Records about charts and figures
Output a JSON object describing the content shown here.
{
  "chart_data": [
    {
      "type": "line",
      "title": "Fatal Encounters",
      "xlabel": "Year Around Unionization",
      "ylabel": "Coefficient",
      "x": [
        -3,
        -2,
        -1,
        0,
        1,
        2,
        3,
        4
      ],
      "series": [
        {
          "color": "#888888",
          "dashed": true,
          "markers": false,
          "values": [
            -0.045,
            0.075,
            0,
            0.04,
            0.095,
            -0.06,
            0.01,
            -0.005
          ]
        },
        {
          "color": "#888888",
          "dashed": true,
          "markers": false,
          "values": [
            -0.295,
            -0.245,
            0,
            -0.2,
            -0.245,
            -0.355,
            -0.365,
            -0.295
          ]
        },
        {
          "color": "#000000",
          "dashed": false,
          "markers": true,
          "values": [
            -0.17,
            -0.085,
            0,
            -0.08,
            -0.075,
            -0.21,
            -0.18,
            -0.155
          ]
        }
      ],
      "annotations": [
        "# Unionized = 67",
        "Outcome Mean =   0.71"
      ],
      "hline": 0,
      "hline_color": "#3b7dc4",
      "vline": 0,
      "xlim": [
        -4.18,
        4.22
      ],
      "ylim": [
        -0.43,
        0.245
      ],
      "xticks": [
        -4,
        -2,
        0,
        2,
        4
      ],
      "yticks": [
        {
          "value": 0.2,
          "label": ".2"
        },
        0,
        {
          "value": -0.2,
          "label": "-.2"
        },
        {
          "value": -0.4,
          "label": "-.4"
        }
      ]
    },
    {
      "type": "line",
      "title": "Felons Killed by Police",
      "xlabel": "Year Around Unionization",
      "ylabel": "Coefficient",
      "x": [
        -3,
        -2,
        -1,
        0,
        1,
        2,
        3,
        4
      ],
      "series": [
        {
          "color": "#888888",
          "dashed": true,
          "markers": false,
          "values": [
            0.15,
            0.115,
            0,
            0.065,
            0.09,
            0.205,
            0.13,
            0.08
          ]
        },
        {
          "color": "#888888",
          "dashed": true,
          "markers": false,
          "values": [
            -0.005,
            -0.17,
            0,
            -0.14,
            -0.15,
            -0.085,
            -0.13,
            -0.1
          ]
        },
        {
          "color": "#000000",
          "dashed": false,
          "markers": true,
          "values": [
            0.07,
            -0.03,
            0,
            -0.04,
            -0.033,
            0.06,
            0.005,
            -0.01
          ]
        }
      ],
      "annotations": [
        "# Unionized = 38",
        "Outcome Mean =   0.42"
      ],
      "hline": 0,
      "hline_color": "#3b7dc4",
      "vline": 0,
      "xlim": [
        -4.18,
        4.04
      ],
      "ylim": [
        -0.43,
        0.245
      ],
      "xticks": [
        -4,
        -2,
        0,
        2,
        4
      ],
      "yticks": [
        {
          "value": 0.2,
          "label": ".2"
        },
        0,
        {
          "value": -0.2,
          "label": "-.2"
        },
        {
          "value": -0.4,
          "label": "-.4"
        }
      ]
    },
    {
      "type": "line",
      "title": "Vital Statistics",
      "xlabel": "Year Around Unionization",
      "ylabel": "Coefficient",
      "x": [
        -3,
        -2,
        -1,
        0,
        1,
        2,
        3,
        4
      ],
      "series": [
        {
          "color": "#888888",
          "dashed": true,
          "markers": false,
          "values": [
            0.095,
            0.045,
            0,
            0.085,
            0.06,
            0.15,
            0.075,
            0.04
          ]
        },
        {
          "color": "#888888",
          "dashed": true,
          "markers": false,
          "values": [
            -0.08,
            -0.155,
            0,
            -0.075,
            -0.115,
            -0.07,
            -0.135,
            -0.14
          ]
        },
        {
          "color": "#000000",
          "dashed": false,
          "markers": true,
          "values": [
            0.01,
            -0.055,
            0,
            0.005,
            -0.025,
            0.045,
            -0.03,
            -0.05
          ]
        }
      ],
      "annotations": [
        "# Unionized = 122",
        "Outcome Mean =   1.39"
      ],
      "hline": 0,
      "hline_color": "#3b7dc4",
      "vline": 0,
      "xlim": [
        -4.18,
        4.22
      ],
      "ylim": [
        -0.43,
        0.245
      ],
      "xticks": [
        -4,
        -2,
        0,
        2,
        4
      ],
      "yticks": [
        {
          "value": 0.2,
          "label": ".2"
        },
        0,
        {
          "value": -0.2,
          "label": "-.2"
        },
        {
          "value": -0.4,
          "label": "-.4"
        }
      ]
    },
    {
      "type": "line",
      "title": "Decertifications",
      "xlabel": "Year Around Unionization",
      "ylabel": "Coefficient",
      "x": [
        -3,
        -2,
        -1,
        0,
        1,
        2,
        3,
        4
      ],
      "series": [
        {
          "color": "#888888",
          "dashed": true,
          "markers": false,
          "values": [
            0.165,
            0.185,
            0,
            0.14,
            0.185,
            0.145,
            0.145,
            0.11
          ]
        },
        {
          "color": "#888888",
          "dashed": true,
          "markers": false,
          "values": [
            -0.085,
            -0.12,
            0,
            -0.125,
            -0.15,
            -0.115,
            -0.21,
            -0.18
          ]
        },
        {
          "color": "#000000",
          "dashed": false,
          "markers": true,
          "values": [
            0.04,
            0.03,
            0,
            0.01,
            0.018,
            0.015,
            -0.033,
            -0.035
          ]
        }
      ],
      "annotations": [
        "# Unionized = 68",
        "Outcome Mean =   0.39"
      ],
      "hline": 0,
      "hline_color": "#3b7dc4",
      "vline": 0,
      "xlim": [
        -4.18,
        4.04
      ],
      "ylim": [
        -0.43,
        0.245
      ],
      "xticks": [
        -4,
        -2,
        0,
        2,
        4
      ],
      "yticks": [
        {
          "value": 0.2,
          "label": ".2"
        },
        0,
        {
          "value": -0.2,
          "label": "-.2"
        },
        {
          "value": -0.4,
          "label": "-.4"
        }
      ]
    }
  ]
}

TASK BRIEF – Retype all of the material above with every character intact.

EXERCISE SOLUTION –
Output a JSON object describing the content shown here.
{
  "chart_data": [
    {
      "type": "line",
      "title": "Fatal Encounters",
      "xlabel": "Year Around Unionization",
      "ylabel": "Coefficient",
      "x": [
        -3,
        -2,
        -1,
        0,
        1,
        2,
        3,
        4
      ],
      "series": [
        {
          "color": "#888888",
          "dashed": true,
          "markers": false,
          "values": [
            -0.045,
            0.075,
            0,
            0.04,
            0.095,
            -0.06,
            0.01,
            -0.005
          ]
        },
        {
          "color": "#888888",
          "dashed": true,
          "markers": false,
          "values": [
            -0.295,
            -0.245,
            0,
            -0.2,
            -0.245,
            -0.355,
            -0.365,
            -0.295
          ]
        },
        {
          "color": "#000000",
          "dashed": false,
          "markers": true,
          "values": [
            -0.17,
            -0.085,
            0,
            -0.08,
            -0.075,
            -0.21,
            -0.18,
            -0.155
          ]
        }
      ],
      "annotations": [
        "# Unionized = 67",
        "Outcome Mean =   0.71"
      ],
      "hline": 0,
      "hline_color": "#3b7dc4",
      "vline": 0,
      "xlim": [
        -4.18,
        4.22
      ],
      "ylim": [
        -0.43,
        0.245
      ],
      "xticks": [
        -4,
        -2,
        0,
        2,
        4
      ],
      "yticks": [
        {
          "value": 0.2,
          "label": ".2"
        },
        0,
        {
          "value": -0.2,
          "label": "-.2"
        },
        {
          "value": -0.4,
          "label": "-.4"
        }
      ]
    },
    {
      "type": "line",
      "title": "Felons Killed by Police",
      "xlabel": "Year Around Unionization",
      "ylabel": "Coefficient",
      "x": [
        -3,
        -2,
        -1,
        0,
        1,
        2,
        3,
        4
      ],
      "series": [
        {
          "color": "#888888",
          "dashed": true,
          "markers": false,
          "values": [
            0.15,
            0.115,
            0,
            0.065,
            0.09,
            0.205,
            0.13,
            0.08
          ]
        },
        {
          "color": "#888888",
          "dashed": true,
          "markers": false,
          "values": [
            -0.005,
            -0.17,
            0,
            -0.14,
            -0.15,
            -0.085,
            -0.13,
            -0.1
          ]
        },
        {
          "color": "#000000",
          "dashed": false,
          "markers": true,
          "values": [
            0.07,
            -0.03,
            0,
            -0.04,
            -0.033,
            0.06,
            0.005,
            -0.01
          ]
        }
      ],
      "annotations": [
        "# Unionized = 38",
        "Outcome Mean =   0.42"
      ],
      "hline": 0,
      "hline_color": "#3b7dc4",
      "vline": 0,
      "xlim": [
        -4.18,
        4.04
      ],
      "ylim": [
        -0.43,
        0.245
      ],
      "xticks": [
        -4,
        -2,
        0,
        2,
        4
      ],
      "yticks": [
        {
          "value": 0.2,
          "label": ".2"
        },
        0,
        {
          "value": -0.2,
          "label": "-.2"
        },
        {
          "value": -0.4,
          "label": "-.4"
        }
      ]
    },
    {
      "type": "line",
      "title": "Vital Statistics",
      "xlabel": "Year Around Unionization",
      "ylabel": "Coefficient",
      "x": [
        -3,
        -2,
        -1,
        0,
        1,
        2,
        3,
        4
      ],
      "series": [
        {
          "color": "#888888",
          "dashed": true,
          "markers": false,
          "values": [
            0.095,
            0.045,
            0,
            0.085,
            0.06,
            0.15,
            0.075,
            0.04
          ]
        },
        {
          "color": "#888888",
          "dashed": true,
          "markers": false,
          "values": [
            -0.08,
            -0.155,
            0,
            -0.075,
            -0.115,
            -0.07,
            -0.135,
            -0.14
          ]
        },
        {
          "color": "#000000",
          "dashed": false,
          "markers": true,
          "values": [
            0.01,
            -0.055,
            0,
            0.005,
            -0.025,
            0.045,
            -0.03,
            -0.05
          ]
        }
      ],
      "annotations": [
        "# Unionized = 122",
        "Outcome Mean =   1.39"
      ],
      "hline": 0,
      "hline_color": "#3b7dc4",
      "vline": 0,
      "xlim": [
        -4.18,
        4.22
      ],
      "ylim": [
        -0.43,
        0.245
      ],
      "xticks": [
        -4,
        -2,
        0,
        2,
        4
      ],
      "yticks": [
        {
          "value": 0.2,
          "label": ".2"
        },
        0,
        {
          "value": -0.2,
          "label": "-.2"
        },
        {
          "value": -0.4,
          "label": "-.4"
        }
      ]
    },
    {
      "type": "line",
      "title": "Decertifications",
      "xlabel": "Year Around Unionization",
      "ylabel": "Coefficient",
      "x": [
        -3,
        -2,
        -1,
        0,
        1,
        2,
        3,
        4
      ],
      "series": [
        {
          "color": "#888888",
          "dashed": true,
          "markers": false,
          "values": [
            0.165,
            0.185,
            0,
            0.14,
            0.185,
            0.145,
            0.145,
            0.11
          ]
        },
        {
          "color": "#888888",
          "dashed": true,
          "markers": false,
          "values": [
            -0.085,
            -0.12,
            0,
            -0.125,
            -0.15,
            -0.115,
            -0.21,
            -0.18
          ]
        },
        {
          "color": "#000000",
          "dashed": false,
          "markers": true,
          "values": [
            0.04,
            0.03,
            0,
            0.01,
            0.018,
            0.015,
            -0.033,
            -0.035
          ]
        }
      ],
      "annotations": [
        "# Unionized = 68",
        "Outcome Mean =   0.39"
      ],
      "hline": 0,
      "hline_color": "#3b7dc4",
      "vline": 0,
      "xlim": [
        -4.18,
        4.04
      ],
      "ylim": [
        -0.43,
        0.245
      ],
      "xticks": [
        -4,
        -2,
        0,
        2,
        4
      ],
      "yticks": [
        {
          "value": 0.2,
          "label": ".2"
        },
        0,
        {
          "value": -0.2,
          "label": "-.2"
        },
        {
          "value": -0.4,
          "label": "-.4"
        }
      ]
    }
  ]
}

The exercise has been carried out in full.